- Work instructions -
Of all the lines in the material, how many include the word "icon"? Reply with the number alone.

(Extracts from a graphics dataset)
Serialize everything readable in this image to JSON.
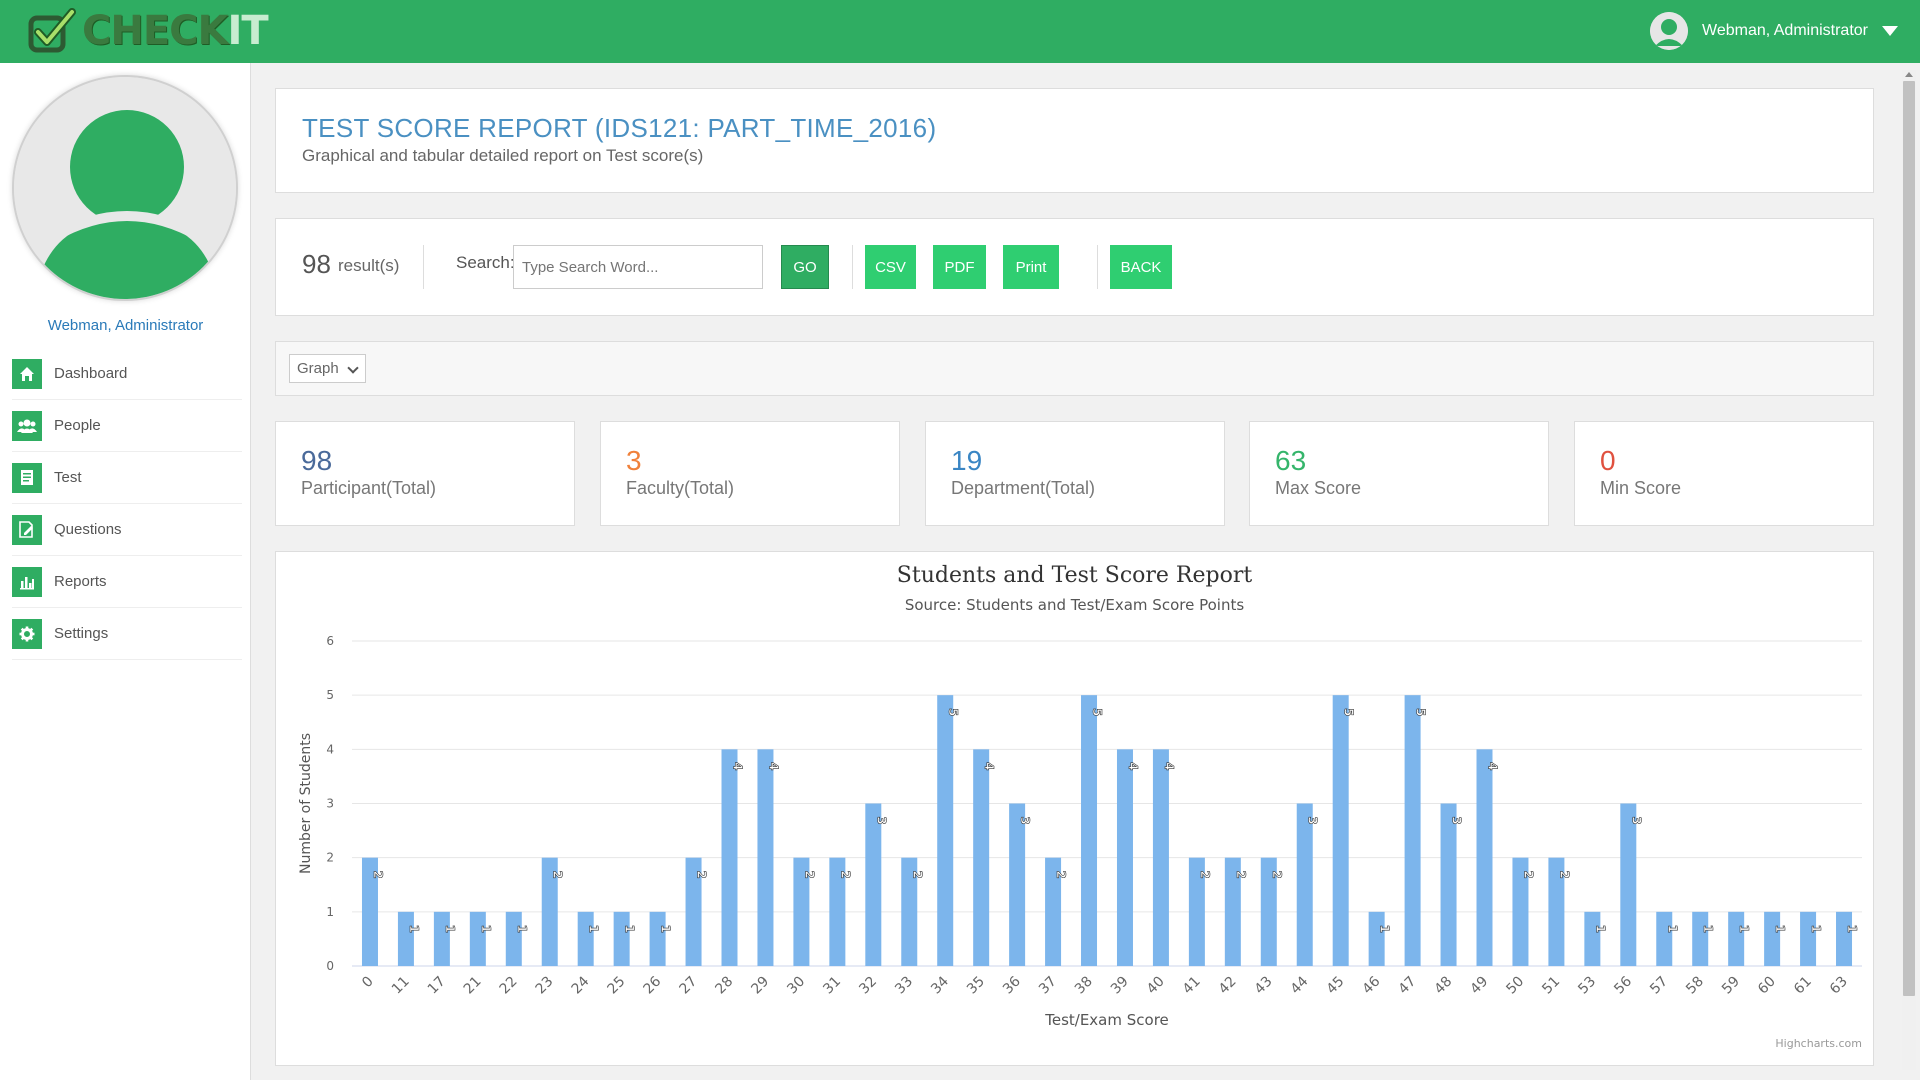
{
  "app": {
    "logo_text_a": "CHECK",
    "logo_text_b": "IT",
    "user_name": "Webman, Administrator"
  },
  "sidebar": {
    "user_name": "Webman, Administrator",
    "items": [
      {
        "label": "Dashboard",
        "icon": "home-icon"
      },
      {
        "label": "People",
        "icon": "people-icon"
      },
      {
        "label": "Test",
        "icon": "document-icon"
      },
      {
        "label": "Questions",
        "icon": "edit-document-icon"
      },
      {
        "label": "Reports",
        "icon": "bar-chart-icon"
      },
      {
        "label": "Settings",
        "icon": "gear-icon"
      }
    ]
  },
  "header": {
    "title": "TEST SCORE REPORT (IDS121: PART_TIME_2016)",
    "subtitle": "Graphical and tabular detailed report on Test score(s)"
  },
  "toolbar": {
    "result_count": "98",
    "result_label": "result(s)",
    "search_label": "Search:",
    "search_placeholder": "Type Search Word...",
    "go_label": "GO",
    "csv_label": "CSV",
    "pdf_label": "PDF",
    "print_label": "Print",
    "back_label": "BACK"
  },
  "view": {
    "selected": "Graph"
  },
  "stats": [
    {
      "value": "98",
      "label": "Participant(Total)",
      "color": "#4a6a9a"
    },
    {
      "value": "3",
      "label": "Faculty(Total)",
      "color": "#f0813b"
    },
    {
      "value": "19",
      "label": "Department(Total)",
      "color": "#3a86c4"
    },
    {
      "value": "63",
      "label": "Max Score",
      "color": "#35b56b"
    },
    {
      "value": "0",
      "label": "Min Score",
      "color": "#e0513f"
    }
  ],
  "colors": {
    "brand_green": "#2fad62",
    "button_green": "#2fce71",
    "bar_blue": "#7cb5ec"
  },
  "chart_data": {
    "type": "bar",
    "title": "Students and Test Score Report",
    "subtitle": "Source: Students and Test/Exam Score Points",
    "xlabel": "Test/Exam Score",
    "ylabel": "Number of Students",
    "ylim": [
      0,
      6
    ],
    "yticks": [
      "0",
      "1",
      "2",
      "3",
      "4",
      "5",
      "6"
    ],
    "grid": true,
    "credits": "Highcharts.com",
    "categories": [
      "0",
      "11",
      "17",
      "21",
      "22",
      "23",
      "24",
      "25",
      "26",
      "27",
      "28",
      "29",
      "30",
      "31",
      "32",
      "33",
      "34",
      "35",
      "36",
      "37",
      "38",
      "39",
      "40",
      "41",
      "42",
      "43",
      "44",
      "45",
      "46",
      "47",
      "48",
      "49",
      "50",
      "51",
      "53",
      "56",
      "57",
      "58",
      "59",
      "60",
      "61",
      "63"
    ],
    "values": [
      2,
      1,
      1,
      1,
      1,
      2,
      1,
      1,
      1,
      2,
      4,
      4,
      2,
      2,
      3,
      2,
      5,
      4,
      3,
      2,
      5,
      4,
      4,
      2,
      2,
      2,
      3,
      5,
      1,
      5,
      3,
      4,
      2,
      2,
      1,
      3,
      1,
      1,
      1,
      1,
      1,
      1
    ]
  }
}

- Complete response -
6